Применение прочитанного
a – В каком городе, согласно отрывку о княгине Щербатовой, командовал корпусом старый князь?
b – Перепишите слово в слово часть отрывка о княгине Щербатовой от слов "Княгиня Щербатова появилась" до слов "болотами и лесами.".

──────── Предложенный отрывок

И ездила, действительно, почти каждый год.
Княгиня Щербатова появилась в Вильно в конце 1908 года. Старый князь, широкий русский барин, вдовец, бездетный, командовал корпусом в Гродно. Выйдя в отставку, он прожил недолго, но перед смертью успел жениться на своей экономке, оставив ей деньги, богатую обстановку и громадное имение в Пинском уезде, с болотами и лесами.
Вновь испеченная княгиня быстро сообразила, что литовская столица более интересна, чем провинциальный незначительный Гродно, переехала в Вильно, сняла большую квартиру и повела очень светский образ жизни. Это была неглупая женщина, полька, большая, полновесная, с пышной грудью и поверхностным образованием.
Все эти подробности, однако, были вскоре забыты благодаря ее гостеприимству, хорошему повару и старым винам из погребов покойного князя.

────────────────
──────── Исходные данные

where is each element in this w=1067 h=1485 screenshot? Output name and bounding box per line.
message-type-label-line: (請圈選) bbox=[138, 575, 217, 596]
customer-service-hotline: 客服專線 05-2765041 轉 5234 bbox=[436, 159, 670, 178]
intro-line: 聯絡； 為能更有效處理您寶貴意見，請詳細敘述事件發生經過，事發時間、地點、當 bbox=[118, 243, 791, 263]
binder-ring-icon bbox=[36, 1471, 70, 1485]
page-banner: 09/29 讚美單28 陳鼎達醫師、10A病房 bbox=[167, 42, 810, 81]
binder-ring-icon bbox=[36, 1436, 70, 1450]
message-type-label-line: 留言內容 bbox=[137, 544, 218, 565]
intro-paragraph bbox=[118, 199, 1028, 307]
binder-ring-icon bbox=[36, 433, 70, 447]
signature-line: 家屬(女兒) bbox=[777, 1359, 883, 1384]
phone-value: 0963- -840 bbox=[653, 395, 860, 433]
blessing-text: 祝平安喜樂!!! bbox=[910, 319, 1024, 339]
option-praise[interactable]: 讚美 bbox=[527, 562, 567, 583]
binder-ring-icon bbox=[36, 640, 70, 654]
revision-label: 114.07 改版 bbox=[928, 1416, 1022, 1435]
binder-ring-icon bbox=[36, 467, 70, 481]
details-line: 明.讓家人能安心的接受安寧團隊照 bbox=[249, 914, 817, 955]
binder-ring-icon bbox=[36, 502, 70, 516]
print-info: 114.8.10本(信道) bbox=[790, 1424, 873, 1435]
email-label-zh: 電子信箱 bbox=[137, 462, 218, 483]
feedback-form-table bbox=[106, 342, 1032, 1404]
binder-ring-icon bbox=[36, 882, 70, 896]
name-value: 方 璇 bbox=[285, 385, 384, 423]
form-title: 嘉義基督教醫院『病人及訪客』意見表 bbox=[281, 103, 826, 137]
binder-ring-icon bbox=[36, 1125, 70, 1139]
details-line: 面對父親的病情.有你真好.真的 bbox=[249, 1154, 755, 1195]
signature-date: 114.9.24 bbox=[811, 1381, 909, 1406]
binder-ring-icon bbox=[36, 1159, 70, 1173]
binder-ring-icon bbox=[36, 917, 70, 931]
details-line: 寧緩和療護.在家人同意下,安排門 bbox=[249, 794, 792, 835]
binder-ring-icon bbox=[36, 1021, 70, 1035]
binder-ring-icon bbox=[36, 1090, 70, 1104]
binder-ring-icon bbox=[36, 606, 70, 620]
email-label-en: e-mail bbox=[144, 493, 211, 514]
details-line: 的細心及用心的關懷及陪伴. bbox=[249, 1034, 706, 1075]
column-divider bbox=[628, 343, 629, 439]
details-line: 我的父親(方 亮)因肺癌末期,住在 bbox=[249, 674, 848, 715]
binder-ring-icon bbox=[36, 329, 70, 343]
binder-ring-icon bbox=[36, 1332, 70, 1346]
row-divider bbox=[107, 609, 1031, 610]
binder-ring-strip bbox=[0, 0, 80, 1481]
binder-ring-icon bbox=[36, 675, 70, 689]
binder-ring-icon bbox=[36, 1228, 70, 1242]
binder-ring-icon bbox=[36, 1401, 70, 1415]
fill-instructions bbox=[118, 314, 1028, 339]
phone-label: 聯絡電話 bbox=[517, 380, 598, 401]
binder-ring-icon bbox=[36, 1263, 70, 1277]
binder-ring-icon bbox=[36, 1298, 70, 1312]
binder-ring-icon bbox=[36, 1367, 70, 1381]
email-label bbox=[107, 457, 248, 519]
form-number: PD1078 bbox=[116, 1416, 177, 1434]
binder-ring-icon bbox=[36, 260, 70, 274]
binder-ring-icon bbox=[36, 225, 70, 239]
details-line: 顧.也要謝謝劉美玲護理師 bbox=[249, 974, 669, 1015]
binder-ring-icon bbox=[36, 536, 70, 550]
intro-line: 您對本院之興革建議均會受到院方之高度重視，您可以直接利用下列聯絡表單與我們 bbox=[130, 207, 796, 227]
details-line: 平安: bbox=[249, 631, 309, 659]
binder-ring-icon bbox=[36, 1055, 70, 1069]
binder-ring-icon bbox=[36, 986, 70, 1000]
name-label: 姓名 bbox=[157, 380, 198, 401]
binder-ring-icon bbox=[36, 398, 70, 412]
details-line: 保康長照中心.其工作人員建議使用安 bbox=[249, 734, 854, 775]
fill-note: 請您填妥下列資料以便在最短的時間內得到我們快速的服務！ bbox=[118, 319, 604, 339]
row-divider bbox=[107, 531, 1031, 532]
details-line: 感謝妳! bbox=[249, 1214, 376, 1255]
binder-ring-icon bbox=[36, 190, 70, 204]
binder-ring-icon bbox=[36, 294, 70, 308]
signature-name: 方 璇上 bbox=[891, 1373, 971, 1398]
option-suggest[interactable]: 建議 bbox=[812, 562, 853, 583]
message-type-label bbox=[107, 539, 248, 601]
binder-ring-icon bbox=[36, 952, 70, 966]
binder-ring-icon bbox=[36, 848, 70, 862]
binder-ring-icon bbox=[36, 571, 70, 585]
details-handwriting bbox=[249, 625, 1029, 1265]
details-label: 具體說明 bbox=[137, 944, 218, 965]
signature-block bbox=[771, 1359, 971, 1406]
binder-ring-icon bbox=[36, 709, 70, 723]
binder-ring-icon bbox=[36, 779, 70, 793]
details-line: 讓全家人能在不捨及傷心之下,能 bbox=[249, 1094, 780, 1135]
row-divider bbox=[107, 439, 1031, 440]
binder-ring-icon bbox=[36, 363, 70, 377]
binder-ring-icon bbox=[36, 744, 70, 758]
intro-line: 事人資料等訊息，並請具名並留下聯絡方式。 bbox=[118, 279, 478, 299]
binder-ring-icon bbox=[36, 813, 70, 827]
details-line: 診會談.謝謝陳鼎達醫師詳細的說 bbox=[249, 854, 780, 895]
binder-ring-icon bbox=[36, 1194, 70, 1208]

────────────────

Ожидаемые ответы
a – В Гродно.

b –
Княгиня Щербатова появилась в Вильно в конце 1908 года. Старый князь, широкий русский барин, вдовец, бездетный, командовал корпусом в Гродно. Выйдя в отставку, он прожил недолго, но перед смертью успел жениться на своей экономке, оставив ей деньги, богатую обстановку и громадное имение в Пинском уезде, с болотами и лесами.